──────── INFORMATION SHOWN ────────

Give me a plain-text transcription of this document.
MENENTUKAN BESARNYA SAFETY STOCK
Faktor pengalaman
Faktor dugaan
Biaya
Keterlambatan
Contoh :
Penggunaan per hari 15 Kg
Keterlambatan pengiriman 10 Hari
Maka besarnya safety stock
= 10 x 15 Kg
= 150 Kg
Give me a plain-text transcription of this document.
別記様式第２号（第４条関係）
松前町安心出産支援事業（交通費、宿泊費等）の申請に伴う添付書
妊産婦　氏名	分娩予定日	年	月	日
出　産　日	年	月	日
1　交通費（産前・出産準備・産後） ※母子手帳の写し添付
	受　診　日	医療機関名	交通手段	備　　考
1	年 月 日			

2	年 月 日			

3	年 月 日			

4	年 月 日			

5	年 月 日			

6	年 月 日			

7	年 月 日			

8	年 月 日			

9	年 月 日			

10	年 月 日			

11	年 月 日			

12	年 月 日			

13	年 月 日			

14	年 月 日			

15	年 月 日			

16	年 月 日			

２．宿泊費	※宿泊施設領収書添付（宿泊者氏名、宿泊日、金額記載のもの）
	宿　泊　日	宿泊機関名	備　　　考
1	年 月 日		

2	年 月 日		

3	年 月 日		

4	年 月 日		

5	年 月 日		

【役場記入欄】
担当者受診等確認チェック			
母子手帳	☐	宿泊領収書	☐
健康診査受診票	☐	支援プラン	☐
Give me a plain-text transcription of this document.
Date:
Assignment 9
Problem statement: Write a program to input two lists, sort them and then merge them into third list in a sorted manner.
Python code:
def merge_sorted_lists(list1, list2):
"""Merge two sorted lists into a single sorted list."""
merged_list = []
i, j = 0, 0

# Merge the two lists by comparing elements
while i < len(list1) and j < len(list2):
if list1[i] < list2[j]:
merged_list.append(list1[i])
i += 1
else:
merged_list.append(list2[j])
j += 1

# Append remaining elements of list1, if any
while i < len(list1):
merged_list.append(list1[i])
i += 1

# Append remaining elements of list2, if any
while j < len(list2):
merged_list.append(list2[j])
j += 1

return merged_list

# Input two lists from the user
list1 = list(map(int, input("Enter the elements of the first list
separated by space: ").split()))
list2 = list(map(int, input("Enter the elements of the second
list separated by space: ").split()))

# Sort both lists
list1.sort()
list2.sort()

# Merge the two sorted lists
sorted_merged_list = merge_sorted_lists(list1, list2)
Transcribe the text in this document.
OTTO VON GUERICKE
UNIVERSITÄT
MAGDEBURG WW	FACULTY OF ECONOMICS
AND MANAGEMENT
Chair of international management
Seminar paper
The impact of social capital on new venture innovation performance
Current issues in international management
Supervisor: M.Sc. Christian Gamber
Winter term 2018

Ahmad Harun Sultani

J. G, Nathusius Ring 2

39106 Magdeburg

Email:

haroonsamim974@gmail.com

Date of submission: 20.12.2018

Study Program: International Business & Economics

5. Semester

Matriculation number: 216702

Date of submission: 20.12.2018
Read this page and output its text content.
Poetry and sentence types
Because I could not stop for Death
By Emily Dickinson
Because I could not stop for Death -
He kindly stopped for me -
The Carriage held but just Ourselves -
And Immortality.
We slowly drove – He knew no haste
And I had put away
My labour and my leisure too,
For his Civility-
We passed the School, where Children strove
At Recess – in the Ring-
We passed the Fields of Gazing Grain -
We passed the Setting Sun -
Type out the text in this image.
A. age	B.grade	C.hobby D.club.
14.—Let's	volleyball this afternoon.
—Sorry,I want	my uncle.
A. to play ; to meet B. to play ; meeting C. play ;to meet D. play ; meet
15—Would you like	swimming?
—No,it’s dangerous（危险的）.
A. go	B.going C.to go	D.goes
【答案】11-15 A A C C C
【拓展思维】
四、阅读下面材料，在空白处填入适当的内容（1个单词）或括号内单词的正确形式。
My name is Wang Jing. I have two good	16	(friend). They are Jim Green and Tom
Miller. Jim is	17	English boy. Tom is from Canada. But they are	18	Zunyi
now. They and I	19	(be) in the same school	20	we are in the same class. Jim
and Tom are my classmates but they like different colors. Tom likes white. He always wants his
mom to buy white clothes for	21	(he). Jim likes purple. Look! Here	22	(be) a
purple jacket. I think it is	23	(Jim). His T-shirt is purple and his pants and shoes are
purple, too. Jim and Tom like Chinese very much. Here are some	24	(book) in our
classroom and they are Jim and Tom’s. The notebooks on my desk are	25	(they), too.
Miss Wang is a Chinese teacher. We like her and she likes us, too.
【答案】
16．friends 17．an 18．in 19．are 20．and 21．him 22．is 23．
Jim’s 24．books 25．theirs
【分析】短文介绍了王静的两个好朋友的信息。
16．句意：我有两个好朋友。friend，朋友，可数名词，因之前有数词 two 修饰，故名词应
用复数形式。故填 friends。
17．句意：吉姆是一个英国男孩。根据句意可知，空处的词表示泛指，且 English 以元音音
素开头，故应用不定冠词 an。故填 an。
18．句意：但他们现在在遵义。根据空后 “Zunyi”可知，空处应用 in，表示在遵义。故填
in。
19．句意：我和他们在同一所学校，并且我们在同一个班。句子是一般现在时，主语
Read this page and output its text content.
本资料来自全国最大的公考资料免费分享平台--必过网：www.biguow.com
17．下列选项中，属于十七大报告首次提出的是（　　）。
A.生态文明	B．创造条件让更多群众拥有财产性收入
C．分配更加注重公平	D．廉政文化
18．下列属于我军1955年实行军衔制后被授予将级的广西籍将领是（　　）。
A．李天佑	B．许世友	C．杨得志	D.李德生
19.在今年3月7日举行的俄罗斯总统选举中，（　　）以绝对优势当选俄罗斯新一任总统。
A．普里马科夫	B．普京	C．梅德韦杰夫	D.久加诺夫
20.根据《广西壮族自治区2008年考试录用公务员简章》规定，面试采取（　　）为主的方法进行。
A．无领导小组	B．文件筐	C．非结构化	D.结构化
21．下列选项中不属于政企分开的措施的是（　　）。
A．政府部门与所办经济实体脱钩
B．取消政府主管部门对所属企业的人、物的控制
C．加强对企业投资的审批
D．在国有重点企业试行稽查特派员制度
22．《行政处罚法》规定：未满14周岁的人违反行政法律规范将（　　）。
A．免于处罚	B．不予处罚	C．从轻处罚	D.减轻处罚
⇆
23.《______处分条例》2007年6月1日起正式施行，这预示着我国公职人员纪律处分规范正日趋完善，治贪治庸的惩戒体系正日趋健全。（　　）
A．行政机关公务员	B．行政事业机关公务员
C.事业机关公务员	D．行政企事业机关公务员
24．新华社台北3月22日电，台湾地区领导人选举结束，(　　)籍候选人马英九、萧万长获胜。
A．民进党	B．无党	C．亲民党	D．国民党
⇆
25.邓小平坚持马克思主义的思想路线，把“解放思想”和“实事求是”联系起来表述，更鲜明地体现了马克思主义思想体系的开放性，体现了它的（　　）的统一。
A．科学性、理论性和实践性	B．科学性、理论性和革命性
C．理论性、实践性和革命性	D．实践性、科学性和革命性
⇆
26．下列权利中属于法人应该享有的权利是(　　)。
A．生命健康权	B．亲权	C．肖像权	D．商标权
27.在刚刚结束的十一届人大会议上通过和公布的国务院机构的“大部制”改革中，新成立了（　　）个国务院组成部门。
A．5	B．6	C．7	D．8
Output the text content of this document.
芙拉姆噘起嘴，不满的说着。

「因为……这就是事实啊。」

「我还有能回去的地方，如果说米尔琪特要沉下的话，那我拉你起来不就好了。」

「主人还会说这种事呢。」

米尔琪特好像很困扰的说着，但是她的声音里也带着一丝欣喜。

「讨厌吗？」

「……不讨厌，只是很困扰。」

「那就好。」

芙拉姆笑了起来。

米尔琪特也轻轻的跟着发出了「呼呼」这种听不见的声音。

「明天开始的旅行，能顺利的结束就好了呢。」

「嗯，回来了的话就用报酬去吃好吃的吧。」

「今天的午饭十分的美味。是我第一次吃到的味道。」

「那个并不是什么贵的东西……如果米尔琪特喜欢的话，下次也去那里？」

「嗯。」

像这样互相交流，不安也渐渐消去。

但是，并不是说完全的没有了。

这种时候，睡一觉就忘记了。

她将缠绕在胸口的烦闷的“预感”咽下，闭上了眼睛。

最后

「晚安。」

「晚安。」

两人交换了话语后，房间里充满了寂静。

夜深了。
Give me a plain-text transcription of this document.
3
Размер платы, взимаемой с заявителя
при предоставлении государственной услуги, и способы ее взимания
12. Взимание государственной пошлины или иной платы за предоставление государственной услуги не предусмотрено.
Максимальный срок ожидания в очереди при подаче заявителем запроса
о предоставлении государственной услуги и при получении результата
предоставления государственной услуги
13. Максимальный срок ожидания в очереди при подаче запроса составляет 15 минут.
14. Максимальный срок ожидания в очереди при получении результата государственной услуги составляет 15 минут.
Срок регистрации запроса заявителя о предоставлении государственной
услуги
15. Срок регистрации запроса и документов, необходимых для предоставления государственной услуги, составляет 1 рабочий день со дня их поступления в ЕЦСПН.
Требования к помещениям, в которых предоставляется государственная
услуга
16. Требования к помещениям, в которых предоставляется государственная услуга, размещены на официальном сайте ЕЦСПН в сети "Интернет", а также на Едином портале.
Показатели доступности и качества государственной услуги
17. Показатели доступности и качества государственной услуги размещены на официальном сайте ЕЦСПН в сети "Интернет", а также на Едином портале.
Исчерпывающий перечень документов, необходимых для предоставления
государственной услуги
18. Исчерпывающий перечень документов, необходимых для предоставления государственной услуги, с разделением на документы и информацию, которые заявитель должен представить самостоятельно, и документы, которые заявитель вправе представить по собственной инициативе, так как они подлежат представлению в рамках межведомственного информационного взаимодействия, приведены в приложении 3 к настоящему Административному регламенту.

────────

Collect from the data above every line that includes "получении".

о предоставлении государственной услуги и при получении результата
14. Максимальный срок ожидания в очереди при получении результата государственной услуги составляет 15 минут.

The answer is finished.